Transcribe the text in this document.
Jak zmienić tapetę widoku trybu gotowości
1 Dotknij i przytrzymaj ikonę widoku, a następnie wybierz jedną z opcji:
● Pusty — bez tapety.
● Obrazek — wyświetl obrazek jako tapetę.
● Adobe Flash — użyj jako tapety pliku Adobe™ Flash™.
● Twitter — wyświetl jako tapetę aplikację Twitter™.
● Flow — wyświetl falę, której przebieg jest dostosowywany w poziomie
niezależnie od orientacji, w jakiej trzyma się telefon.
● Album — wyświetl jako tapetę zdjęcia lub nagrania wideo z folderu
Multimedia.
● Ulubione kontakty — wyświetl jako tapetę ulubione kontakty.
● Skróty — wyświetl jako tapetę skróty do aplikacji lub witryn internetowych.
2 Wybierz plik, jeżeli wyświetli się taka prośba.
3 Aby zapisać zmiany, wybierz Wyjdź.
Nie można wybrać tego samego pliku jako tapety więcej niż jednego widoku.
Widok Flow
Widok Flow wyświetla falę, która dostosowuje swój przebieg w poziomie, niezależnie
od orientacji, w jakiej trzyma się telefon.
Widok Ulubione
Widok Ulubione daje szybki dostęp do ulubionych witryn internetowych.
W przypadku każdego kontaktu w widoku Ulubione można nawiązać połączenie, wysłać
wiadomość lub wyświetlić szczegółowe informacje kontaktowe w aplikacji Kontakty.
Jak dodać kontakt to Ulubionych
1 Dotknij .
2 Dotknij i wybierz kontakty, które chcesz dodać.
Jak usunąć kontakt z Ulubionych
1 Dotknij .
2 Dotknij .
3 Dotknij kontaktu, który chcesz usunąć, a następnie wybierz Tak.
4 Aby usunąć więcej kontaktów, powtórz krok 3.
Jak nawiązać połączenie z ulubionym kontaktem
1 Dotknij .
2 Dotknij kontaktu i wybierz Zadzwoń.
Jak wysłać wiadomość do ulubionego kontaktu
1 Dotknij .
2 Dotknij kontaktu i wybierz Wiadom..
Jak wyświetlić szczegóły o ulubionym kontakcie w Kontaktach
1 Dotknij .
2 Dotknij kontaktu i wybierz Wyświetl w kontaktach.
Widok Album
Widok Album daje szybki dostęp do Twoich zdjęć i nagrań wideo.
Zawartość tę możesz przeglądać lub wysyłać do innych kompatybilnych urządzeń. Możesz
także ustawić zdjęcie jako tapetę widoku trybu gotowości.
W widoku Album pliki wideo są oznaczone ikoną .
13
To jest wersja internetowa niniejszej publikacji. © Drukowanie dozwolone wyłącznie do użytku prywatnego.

_ _ _

▶ **DIRECTION**
Restate every line of the data word for word.

▶ **RESPONSE TO THIS EXERCISE**
Transcribe the text in this document.
Jak zmienić tapetę widoku trybu gotowości
1 Dotknij i przytrzymaj ikonę widoku, a następnie wybierz jedną z opcji:
● Pusty — bez tapety.
● Obrazek — wyświetl obrazek jako tapetę.
● Adobe Flash — użyj jako tapety pliku Adobe™ Flash™.
● Twitter — wyświetl jako tapetę aplikację Twitter™.
● Flow — wyświetl falę, której przebieg jest dostosowywany w poziomie
niezależnie od orientacji, w jakiej trzyma się telefon.
● Album — wyświetl jako tapetę zdjęcia lub nagrania wideo z folderu
Multimedia.
● Ulubione kontakty — wyświetl jako tapetę ulubione kontakty.
● Skróty — wyświetl jako tapetę skróty do aplikacji lub witryn internetowych.
2 Wybierz plik, jeżeli wyświetli się taka prośba.
3 Aby zapisać zmiany, wybierz Wyjdź.
Nie można wybrać tego samego pliku jako tapety więcej niż jednego widoku.
Widok Flow
Widok Flow wyświetla falę, która dostosowuje swój przebieg w poziomie, niezależnie
od orientacji, w jakiej trzyma się telefon.
Widok Ulubione
Widok Ulubione daje szybki dostęp do ulubionych witryn internetowych.
W przypadku każdego kontaktu w widoku Ulubione można nawiązać połączenie, wysłać
wiadomość lub wyświetlić szczegółowe informacje kontaktowe w aplikacji Kontakty.
Jak dodać kontakt to Ulubionych
1 Dotknij .
2 Dotknij i wybierz kontakty, które chcesz dodać.
Jak usunąć kontakt z Ulubionych
1 Dotknij .
2 Dotknij .
3 Dotknij kontaktu, który chcesz usunąć, a następnie wybierz Tak.
4 Aby usunąć więcej kontaktów, powtórz krok 3.
Jak nawiązać połączenie z ulubionym kontaktem
1 Dotknij .
2 Dotknij kontaktu i wybierz Zadzwoń.
Jak wysłać wiadomość do ulubionego kontaktu
1 Dotknij .
2 Dotknij kontaktu i wybierz Wiadom..
Jak wyświetlić szczegóły o ulubionym kontakcie w Kontaktach
1 Dotknij .
2 Dotknij kontaktu i wybierz Wyświetl w kontaktach.
Widok Album
Widok Album daje szybki dostęp do Twoich zdjęć i nagrań wideo.
Zawartość tę możesz przeglądać lub wysyłać do innych kompatybilnych urządzeń. Możesz
także ustawić zdjęcie jako tapetę widoku trybu gotowości.
W widoku Album pliki wideo są oznaczone ikoną .
13
To jest wersja internetowa niniejszej publikacji. © Drukowanie dozwolone wyłącznie do użytku prywatnego.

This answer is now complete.